> [What is expected]:
Reproduce every record below exactly as written, but leave out any pictures.

> [Records contained in a dataset]:
%%

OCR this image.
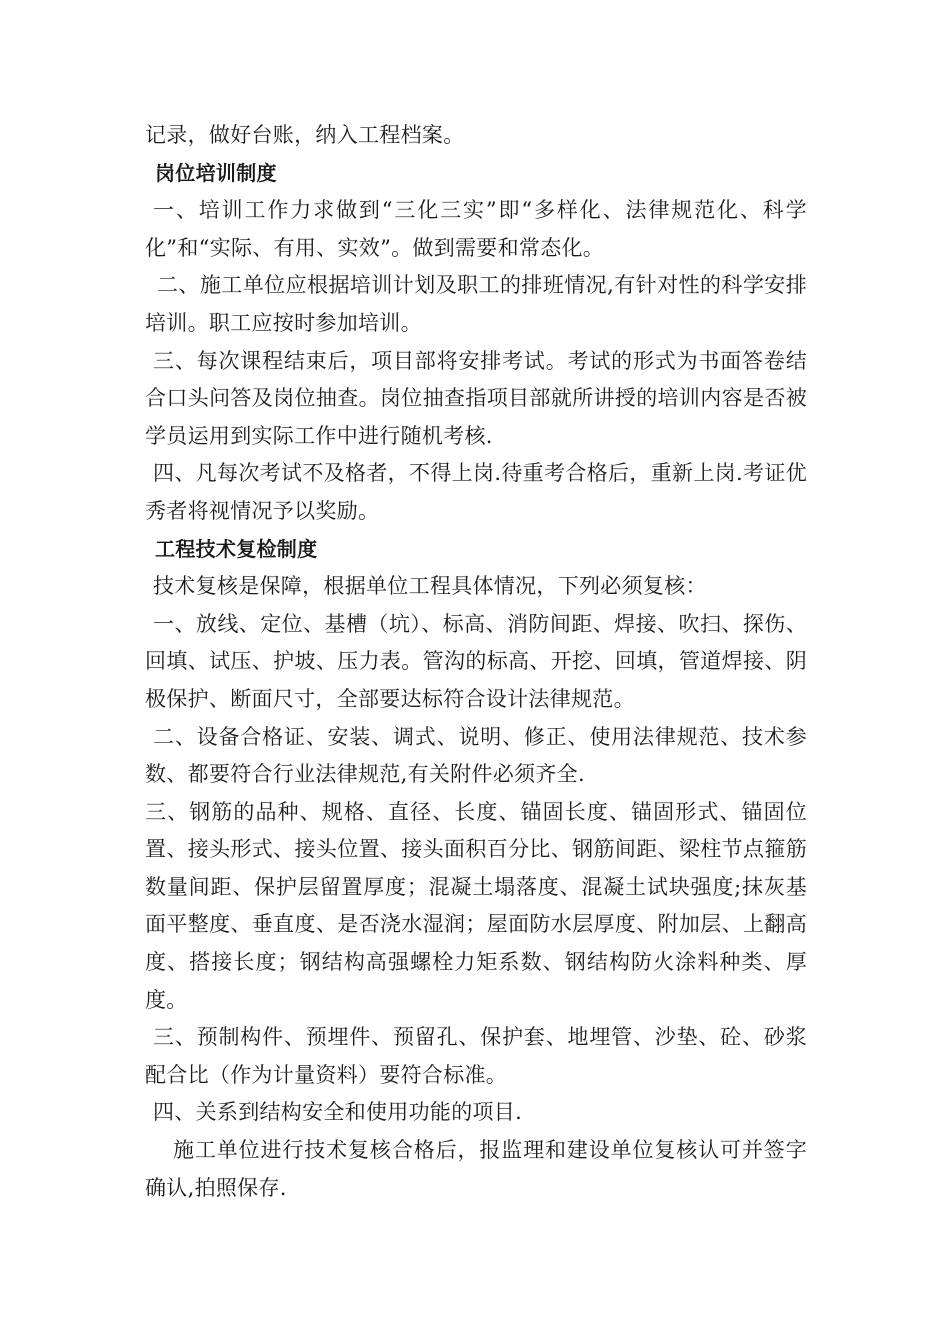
记录，做好台账，纳入工程档案。

岗位培训制度

一、培训工作力求做到“三化三实”即“多样化、法律规范化、科学化”和“实际、有用、实效”。做到需要和常态化。

二、施工单位应根据培训计划及职工的排班情况,有针对性的科学安排培训。职工应按时参加培训。

三、每次课程结束后，项目部将安排考试。考试的形式为书面答卷结合口头问答及岗位抽查。岗位抽查指项目部就所讲授的培训内容是否被学员运用到实际工作中进行随机考核.

四、凡每次考试不及格者，不得上岗.待重考合格后，重新上岗.考证优秀者将视情况予以奖励。

工程技术复检制度

技术复核是保障，根据单位工程具体情况，下列必须复核：

一、放线、定位、基槽（坑）、标高、消防间距、焊接、吹扫、探伤、回填、试压、护坡、压力表。管沟的标高、开挖、回填，管道焊接、阴极保护、断面尺寸，全部要达标符合设计法律规范。

二、设备合格证、安装、调式、说明、修正、使用法律规范、技术参数、都要符合行业法律规范,有关附件必须齐全.

三、钢筋的品种、规格、直径、长度、锚固长度、锚固形式、锚固位置、接头形式、接头位置、接头面积百分比、钢筋间距、梁柱节点箍筋数量间距、保护层留置厚度；混凝土塌落度、混凝土试块强度;抹灰基面平整度、垂直度、是否浇水湿润；屋面防水层厚度、附加层、上翻高度、搭接长度；钢结构高强螺栓力矩系数、钢结构防火涂料种类、厚度。

三、预制构件、预埋件、预留孔、保护套、地埋管、沙垫、砼、砂浆配合比（作为计量资料）要符合标准。

四、关系到结构安全和使用功能的项目.

施工单位进行技术复核合格后，报监理和建设单位复核认可并签字确认,拍照保存.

%%

> [Reply to the task]:
OCR this image.
记录，做好台账，纳入工程档案。

岗位培训制度

一、培训工作力求做到“三化三实”即“多样化、法律规范化、科学化”和“实际、有用、实效”。做到需要和常态化。

二、施工单位应根据培训计划及职工的排班情况,有针对性的科学安排培训。职工应按时参加培训。

三、每次课程结束后，项目部将安排考试。考试的形式为书面答卷结合口头问答及岗位抽查。岗位抽查指项目部就所讲授的培训内容是否被学员运用到实际工作中进行随机考核.

四、凡每次考试不及格者，不得上岗.待重考合格后，重新上岗.考证优秀者将视情况予以奖励。

工程技术复检制度

技术复核是保障，根据单位工程具体情况，下列必须复核：

一、放线、定位、基槽（坑）、标高、消防间距、焊接、吹扫、探伤、回填、试压、护坡、压力表。管沟的标高、开挖、回填，管道焊接、阴极保护、断面尺寸，全部要达标符合设计法律规范。

二、设备合格证、安装、调式、说明、修正、使用法律规范、技术参数、都要符合行业法律规范,有关附件必须齐全.

三、钢筋的品种、规格、直径、长度、锚固长度、锚固形式、锚固位置、接头形式、接头位置、接头面积百分比、钢筋间距、梁柱节点箍筋数量间距、保护层留置厚度；混凝土塌落度、混凝土试块强度;抹灰基面平整度、垂直度、是否浇水湿润；屋面防水层厚度、附加层、上翻高度、搭接长度；钢结构高强螺栓力矩系数、钢结构防火涂料种类、厚度。

三、预制构件、预埋件、预留孔、保护套、地埋管、沙垫、砼、砂浆配合比（作为计量资料）要符合标准。

四、关系到结构安全和使用功能的项目.

施工单位进行技术复核合格后，报监理和建设单位复核认可并签字确认,拍照保存.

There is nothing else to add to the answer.